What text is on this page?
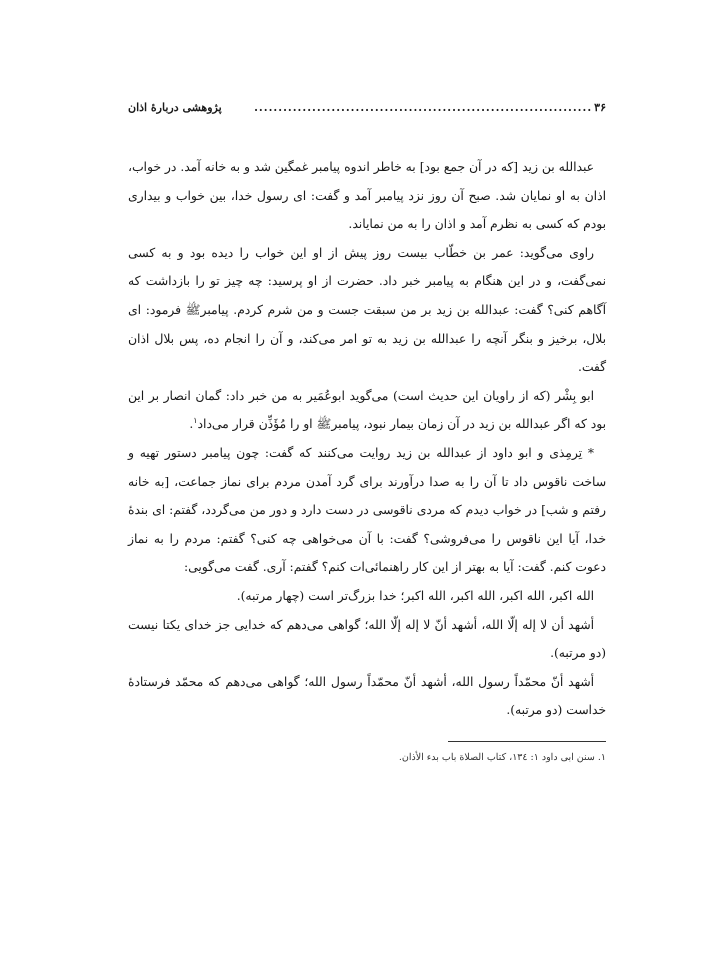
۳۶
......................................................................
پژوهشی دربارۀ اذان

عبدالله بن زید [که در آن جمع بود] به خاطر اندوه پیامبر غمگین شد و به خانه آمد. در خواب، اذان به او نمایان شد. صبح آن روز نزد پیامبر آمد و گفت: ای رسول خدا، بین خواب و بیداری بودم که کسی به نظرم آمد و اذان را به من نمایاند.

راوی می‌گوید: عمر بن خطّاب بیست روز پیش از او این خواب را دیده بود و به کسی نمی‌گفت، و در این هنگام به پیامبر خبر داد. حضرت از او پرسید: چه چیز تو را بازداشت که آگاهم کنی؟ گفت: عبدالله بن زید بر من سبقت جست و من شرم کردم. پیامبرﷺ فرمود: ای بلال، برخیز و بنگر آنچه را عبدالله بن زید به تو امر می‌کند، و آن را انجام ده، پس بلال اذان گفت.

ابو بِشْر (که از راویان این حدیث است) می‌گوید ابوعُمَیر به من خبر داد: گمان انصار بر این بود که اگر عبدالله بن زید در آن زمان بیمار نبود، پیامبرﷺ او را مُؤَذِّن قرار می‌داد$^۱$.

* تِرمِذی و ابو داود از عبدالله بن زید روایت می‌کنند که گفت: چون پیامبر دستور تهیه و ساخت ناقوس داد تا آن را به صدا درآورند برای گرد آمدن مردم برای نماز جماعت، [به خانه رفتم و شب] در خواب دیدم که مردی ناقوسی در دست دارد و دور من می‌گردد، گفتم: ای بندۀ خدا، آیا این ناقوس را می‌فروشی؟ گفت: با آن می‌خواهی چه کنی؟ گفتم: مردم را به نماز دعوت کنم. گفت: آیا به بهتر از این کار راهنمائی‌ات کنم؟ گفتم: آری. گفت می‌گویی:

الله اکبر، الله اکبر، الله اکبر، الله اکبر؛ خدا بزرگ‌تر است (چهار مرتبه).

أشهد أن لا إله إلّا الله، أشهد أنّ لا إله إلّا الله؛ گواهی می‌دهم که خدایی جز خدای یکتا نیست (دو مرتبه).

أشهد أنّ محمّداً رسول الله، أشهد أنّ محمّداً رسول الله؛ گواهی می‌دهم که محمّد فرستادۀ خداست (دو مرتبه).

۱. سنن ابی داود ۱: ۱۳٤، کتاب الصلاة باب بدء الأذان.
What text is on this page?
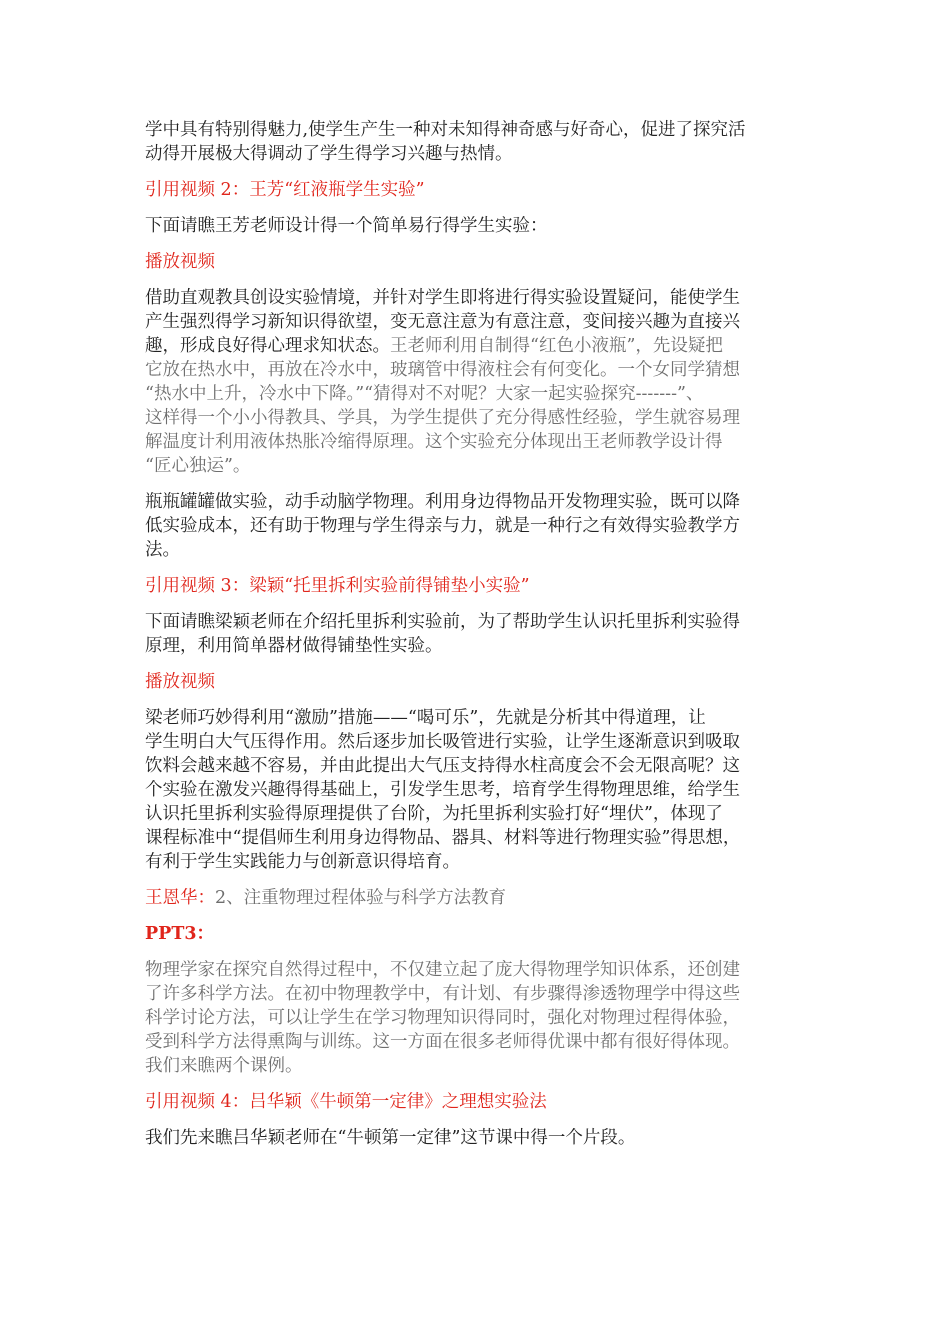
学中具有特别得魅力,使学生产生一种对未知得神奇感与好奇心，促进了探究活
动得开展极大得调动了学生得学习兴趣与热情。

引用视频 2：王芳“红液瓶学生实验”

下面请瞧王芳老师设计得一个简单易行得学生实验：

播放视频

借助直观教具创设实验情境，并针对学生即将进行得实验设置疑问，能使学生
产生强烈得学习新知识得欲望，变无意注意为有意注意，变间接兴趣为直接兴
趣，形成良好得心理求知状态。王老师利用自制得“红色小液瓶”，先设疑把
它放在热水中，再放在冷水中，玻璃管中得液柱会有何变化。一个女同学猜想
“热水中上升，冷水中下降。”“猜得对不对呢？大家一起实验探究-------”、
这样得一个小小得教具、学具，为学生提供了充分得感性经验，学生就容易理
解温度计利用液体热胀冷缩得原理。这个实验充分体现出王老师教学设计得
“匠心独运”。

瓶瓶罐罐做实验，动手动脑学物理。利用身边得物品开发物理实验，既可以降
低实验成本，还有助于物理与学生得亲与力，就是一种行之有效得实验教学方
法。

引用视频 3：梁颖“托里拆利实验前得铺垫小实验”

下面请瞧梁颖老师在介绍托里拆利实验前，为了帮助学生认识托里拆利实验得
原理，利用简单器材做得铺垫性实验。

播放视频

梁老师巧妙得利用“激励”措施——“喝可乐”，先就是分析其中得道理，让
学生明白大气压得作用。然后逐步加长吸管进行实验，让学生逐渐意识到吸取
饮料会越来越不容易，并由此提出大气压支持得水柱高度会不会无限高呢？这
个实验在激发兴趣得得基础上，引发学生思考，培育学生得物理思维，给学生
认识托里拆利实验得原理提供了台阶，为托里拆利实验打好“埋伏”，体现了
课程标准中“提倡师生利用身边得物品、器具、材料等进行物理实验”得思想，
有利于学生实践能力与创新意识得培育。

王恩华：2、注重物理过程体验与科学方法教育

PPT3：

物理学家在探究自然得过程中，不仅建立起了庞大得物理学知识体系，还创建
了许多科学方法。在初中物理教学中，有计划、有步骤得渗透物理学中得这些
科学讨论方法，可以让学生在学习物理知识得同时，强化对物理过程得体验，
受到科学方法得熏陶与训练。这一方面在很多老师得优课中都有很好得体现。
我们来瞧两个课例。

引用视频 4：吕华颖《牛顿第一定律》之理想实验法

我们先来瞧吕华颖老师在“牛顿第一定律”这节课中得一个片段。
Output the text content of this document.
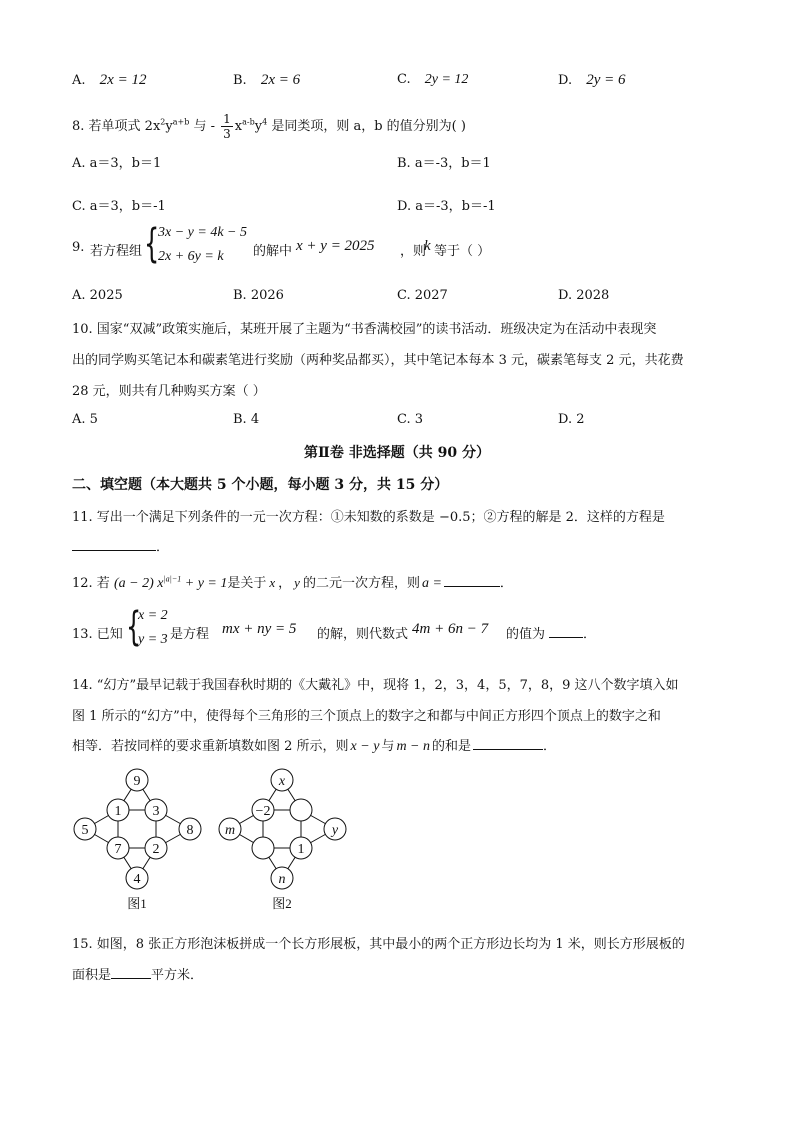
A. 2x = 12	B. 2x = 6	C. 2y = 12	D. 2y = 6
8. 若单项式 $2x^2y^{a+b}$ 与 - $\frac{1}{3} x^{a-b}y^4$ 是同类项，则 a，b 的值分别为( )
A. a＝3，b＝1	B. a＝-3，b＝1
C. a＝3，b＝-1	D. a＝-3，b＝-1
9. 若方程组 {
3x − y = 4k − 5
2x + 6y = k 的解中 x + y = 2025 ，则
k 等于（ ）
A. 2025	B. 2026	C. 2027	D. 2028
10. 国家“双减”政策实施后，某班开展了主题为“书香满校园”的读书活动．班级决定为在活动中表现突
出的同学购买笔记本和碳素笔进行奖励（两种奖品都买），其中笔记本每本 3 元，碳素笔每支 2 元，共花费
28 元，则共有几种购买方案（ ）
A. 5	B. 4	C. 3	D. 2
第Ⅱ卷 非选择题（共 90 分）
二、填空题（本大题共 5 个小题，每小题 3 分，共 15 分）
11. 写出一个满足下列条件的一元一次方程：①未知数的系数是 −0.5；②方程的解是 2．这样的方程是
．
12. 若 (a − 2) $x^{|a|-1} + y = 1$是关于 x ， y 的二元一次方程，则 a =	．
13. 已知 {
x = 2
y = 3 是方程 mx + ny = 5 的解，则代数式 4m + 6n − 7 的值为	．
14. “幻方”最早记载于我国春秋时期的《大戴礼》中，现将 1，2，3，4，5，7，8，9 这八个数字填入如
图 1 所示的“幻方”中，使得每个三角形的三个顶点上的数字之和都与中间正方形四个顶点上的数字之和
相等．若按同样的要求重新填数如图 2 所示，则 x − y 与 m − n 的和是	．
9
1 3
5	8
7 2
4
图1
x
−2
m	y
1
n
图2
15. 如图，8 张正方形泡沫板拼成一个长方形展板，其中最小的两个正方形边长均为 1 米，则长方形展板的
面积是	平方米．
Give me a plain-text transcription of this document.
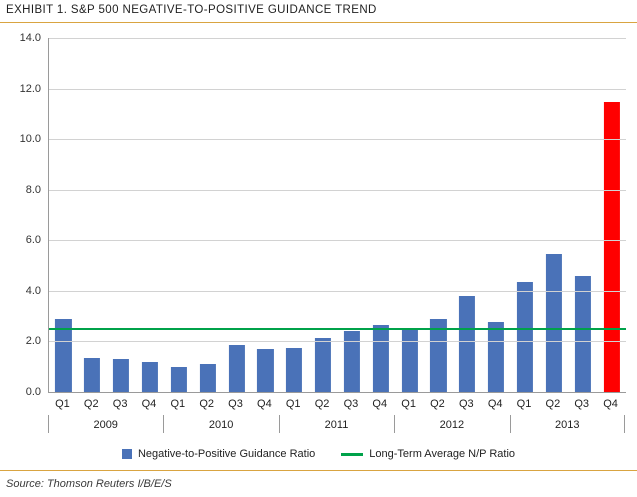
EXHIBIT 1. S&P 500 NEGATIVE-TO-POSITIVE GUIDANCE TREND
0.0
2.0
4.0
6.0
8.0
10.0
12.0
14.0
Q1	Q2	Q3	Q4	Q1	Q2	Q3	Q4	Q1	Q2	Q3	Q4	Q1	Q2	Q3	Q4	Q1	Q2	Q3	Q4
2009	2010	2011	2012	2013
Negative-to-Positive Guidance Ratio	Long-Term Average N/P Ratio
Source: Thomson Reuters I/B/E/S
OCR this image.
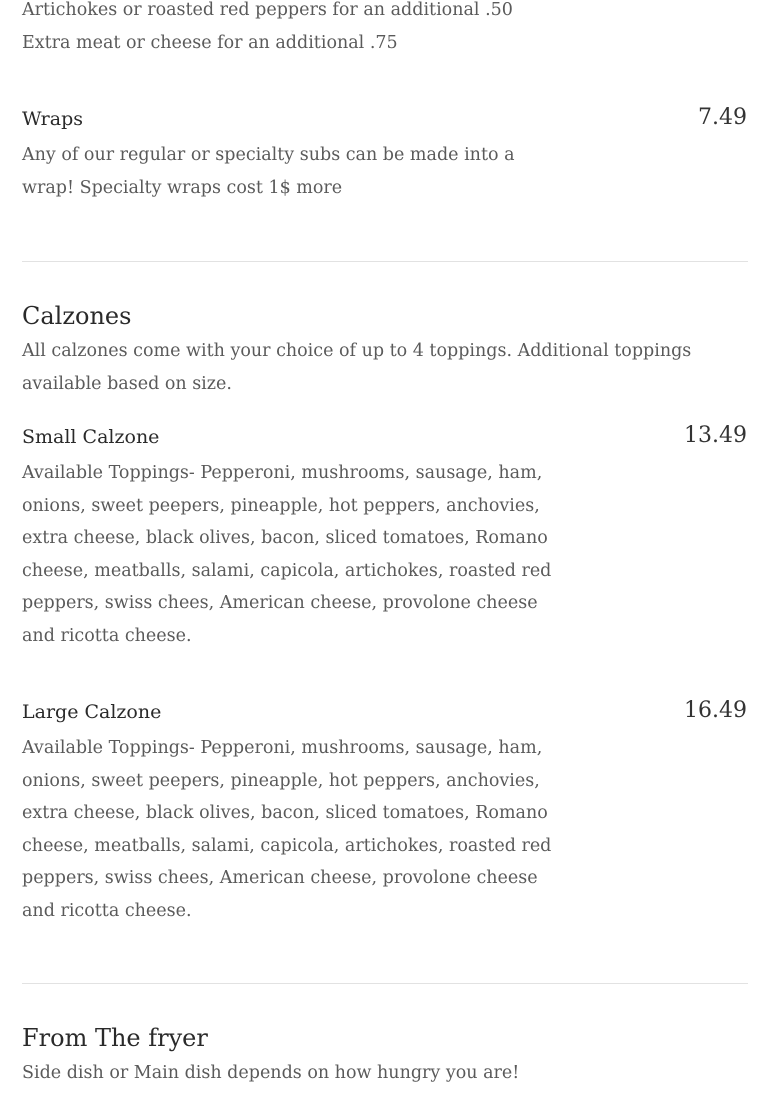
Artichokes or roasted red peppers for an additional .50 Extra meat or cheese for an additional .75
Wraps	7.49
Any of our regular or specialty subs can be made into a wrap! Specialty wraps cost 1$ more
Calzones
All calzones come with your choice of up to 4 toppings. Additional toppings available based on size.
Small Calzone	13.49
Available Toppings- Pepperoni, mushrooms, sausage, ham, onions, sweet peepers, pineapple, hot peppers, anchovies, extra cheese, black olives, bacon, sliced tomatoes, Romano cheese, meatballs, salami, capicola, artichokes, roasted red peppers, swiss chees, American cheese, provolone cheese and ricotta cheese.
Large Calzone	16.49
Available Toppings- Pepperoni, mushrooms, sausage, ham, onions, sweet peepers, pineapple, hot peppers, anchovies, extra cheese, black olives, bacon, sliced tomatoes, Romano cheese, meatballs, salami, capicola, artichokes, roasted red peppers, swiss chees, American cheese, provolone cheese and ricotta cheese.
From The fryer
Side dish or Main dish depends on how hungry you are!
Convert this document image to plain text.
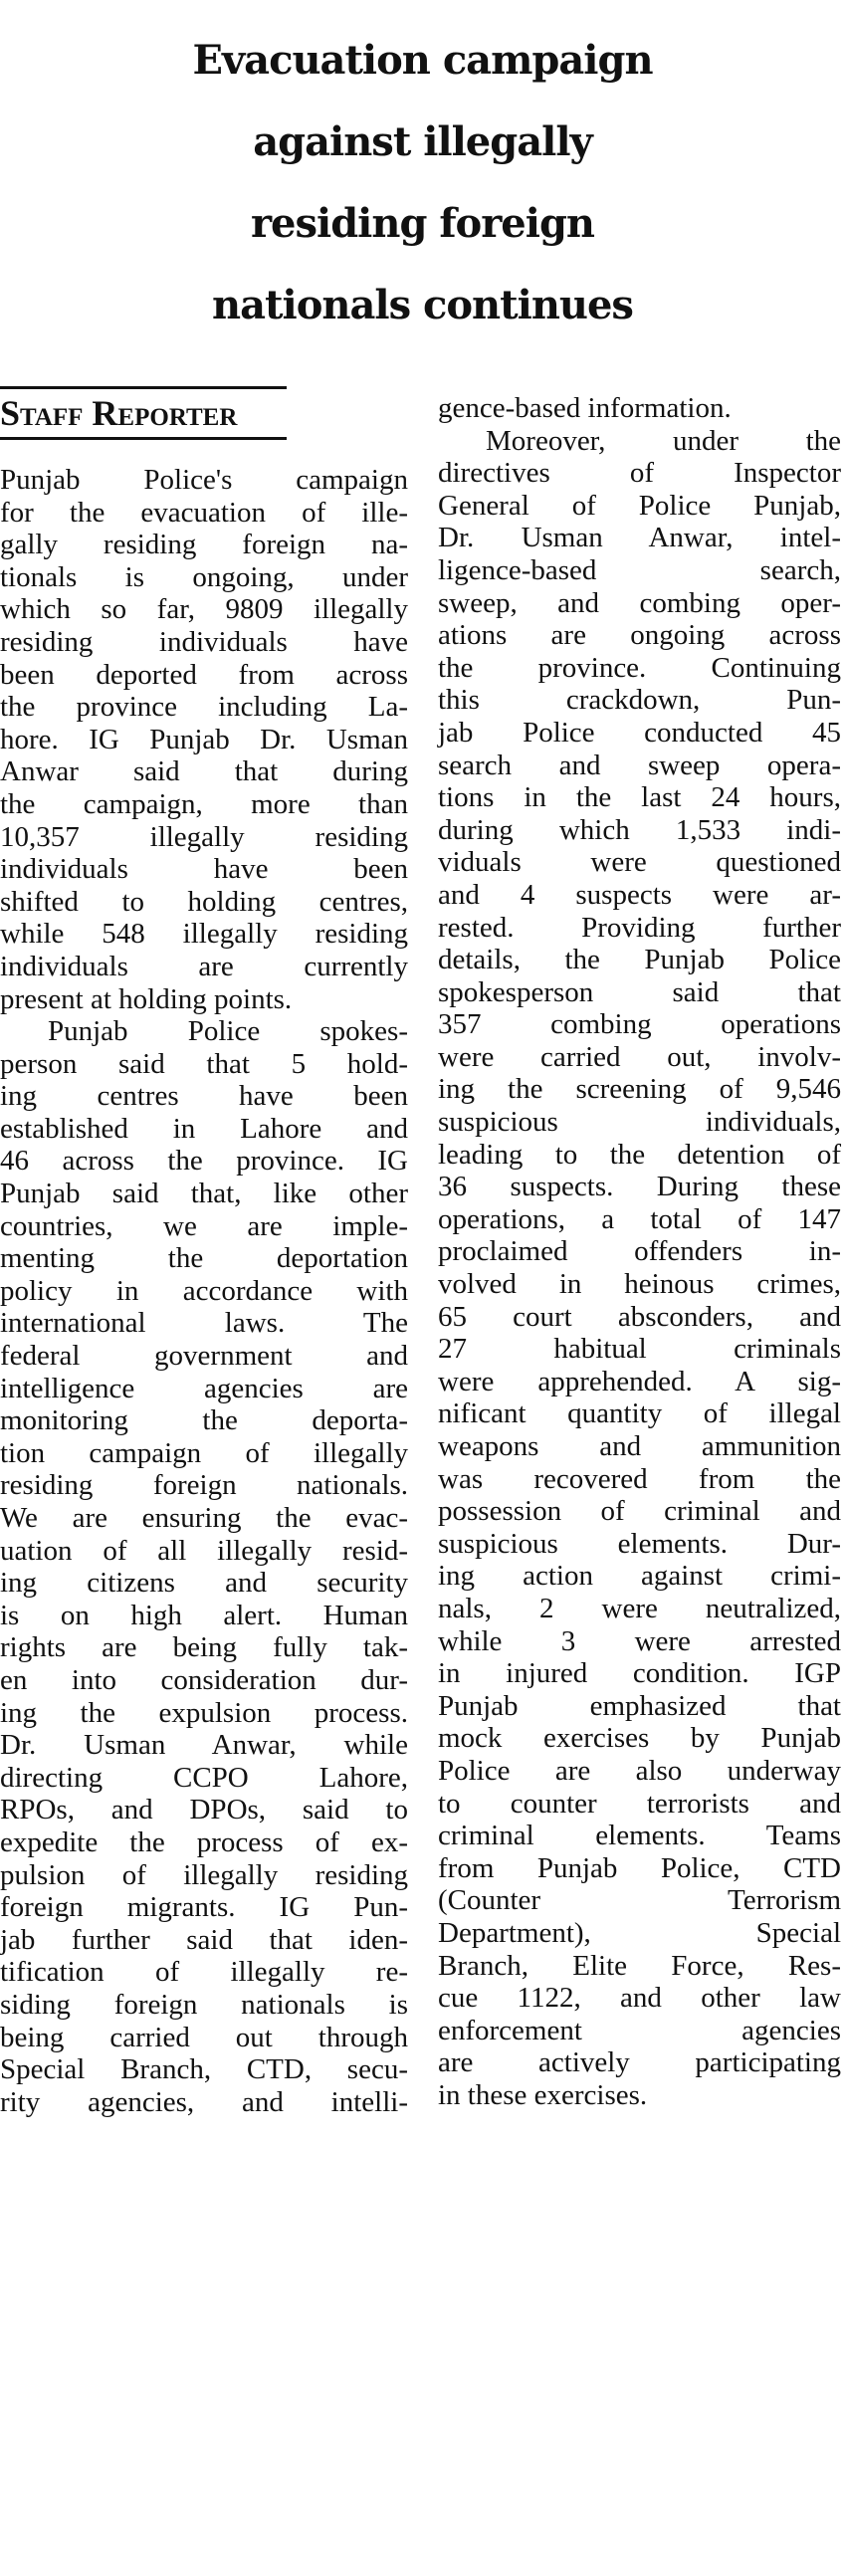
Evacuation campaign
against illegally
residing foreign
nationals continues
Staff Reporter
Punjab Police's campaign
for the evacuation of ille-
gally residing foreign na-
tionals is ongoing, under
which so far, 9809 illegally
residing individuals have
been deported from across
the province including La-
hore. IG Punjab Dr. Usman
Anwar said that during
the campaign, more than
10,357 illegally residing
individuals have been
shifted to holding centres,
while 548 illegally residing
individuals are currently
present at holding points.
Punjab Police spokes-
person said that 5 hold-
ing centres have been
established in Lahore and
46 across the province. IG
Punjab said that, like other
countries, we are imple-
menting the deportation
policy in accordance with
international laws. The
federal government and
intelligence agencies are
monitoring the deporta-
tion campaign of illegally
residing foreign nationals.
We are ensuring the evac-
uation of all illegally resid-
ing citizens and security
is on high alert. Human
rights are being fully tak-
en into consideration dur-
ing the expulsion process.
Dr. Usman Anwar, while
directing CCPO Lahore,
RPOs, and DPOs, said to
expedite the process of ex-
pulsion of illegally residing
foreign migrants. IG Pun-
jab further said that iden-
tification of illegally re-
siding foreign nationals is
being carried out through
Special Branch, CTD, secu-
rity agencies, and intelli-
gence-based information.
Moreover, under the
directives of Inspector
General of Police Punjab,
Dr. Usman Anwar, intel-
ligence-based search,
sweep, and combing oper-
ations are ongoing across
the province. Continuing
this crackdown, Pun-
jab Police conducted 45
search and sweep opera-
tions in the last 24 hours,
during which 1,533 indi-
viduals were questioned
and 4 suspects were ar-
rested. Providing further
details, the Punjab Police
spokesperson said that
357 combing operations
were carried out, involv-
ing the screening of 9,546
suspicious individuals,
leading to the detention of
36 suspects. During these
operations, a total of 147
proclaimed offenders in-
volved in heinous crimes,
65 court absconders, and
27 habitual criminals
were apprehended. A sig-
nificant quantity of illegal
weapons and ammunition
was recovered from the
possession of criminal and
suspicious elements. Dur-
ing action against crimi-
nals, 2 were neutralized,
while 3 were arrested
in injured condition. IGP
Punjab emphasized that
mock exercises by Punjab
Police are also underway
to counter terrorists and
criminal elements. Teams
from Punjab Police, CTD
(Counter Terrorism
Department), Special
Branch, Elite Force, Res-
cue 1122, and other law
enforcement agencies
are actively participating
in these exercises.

※

EXERCISE DIRECTIONS: Pull out all lines from the entries above that include the word "into".

CORRECT RESPONSE:
Any of our regular or specialty subs can be made into a wrap! Specialty wraps cost 1$ more
en into consideration dur-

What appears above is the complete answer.